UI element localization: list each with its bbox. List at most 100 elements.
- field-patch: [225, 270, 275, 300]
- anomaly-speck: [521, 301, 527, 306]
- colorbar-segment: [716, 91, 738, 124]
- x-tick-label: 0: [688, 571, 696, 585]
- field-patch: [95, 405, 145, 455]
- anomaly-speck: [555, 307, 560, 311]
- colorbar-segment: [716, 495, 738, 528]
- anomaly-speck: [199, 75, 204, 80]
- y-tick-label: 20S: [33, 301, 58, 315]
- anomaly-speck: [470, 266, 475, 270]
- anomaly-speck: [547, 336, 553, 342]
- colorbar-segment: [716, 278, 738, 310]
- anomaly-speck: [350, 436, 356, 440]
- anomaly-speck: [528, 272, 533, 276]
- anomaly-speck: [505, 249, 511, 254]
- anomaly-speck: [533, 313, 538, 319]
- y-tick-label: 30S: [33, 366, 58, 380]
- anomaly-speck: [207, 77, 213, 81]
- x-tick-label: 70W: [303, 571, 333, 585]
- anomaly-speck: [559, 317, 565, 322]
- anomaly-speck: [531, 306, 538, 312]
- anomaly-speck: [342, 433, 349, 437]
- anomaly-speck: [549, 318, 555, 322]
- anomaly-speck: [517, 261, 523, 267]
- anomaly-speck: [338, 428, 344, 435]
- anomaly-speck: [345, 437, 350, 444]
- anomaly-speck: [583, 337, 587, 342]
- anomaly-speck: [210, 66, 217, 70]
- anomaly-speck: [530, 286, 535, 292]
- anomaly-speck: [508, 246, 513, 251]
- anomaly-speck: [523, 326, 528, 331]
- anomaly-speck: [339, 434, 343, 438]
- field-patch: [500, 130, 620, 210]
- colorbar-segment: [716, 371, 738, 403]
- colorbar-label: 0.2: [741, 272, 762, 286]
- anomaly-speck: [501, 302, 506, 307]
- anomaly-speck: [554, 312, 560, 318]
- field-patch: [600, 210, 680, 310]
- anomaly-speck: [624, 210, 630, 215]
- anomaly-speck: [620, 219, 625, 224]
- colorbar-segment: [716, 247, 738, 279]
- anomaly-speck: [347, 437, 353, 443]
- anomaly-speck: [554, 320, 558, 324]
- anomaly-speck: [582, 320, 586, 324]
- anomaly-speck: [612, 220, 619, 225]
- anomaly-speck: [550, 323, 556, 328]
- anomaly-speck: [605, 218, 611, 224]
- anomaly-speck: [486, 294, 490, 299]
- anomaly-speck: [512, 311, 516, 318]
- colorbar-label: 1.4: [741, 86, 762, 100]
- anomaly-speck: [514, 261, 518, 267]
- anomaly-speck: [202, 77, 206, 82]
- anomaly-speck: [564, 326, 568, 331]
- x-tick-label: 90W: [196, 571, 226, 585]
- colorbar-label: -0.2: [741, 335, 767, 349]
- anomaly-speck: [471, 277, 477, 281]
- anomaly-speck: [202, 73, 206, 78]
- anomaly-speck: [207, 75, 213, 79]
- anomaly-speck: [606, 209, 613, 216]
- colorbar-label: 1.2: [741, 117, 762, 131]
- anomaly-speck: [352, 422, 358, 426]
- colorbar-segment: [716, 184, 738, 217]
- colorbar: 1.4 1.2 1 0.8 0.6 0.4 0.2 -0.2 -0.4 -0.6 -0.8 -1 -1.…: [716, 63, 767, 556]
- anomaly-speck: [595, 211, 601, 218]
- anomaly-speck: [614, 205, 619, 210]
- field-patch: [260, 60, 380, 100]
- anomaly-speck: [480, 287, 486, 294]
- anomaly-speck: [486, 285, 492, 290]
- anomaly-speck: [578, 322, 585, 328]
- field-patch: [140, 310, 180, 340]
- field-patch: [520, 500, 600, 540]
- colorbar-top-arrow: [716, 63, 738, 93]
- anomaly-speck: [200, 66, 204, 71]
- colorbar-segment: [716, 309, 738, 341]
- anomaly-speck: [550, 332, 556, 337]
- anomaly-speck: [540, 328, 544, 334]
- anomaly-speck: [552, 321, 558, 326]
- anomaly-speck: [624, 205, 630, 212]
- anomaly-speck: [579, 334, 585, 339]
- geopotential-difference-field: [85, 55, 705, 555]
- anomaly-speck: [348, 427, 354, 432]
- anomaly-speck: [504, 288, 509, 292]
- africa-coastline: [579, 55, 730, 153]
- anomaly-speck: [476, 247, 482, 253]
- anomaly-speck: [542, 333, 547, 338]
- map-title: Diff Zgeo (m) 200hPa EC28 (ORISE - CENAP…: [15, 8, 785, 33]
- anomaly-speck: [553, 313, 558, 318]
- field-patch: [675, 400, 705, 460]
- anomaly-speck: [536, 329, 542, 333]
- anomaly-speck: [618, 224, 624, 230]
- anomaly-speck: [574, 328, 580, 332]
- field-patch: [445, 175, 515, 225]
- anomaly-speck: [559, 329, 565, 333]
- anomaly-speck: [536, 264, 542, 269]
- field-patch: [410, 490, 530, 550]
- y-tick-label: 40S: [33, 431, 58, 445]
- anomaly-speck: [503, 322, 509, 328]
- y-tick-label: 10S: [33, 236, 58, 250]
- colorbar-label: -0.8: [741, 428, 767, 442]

***

Identify each line in the entries above that contains the string "tick", treating uppercase and lowercase letters as distinct, and copy those lines.

*Output below*:
- x-tick-label: 0: [688, 571, 696, 585]
- y-tick-label: 20S: [33, 301, 58, 315]
- y-tick-label: 30S: [33, 366, 58, 380]
- x-tick-label: 70W: [303, 571, 333, 585]
- x-tick-label: 90W: [196, 571, 226, 585]
- y-tick-label: 40S: [33, 431, 58, 445]
- y-tick-label: 10S: [33, 236, 58, 250]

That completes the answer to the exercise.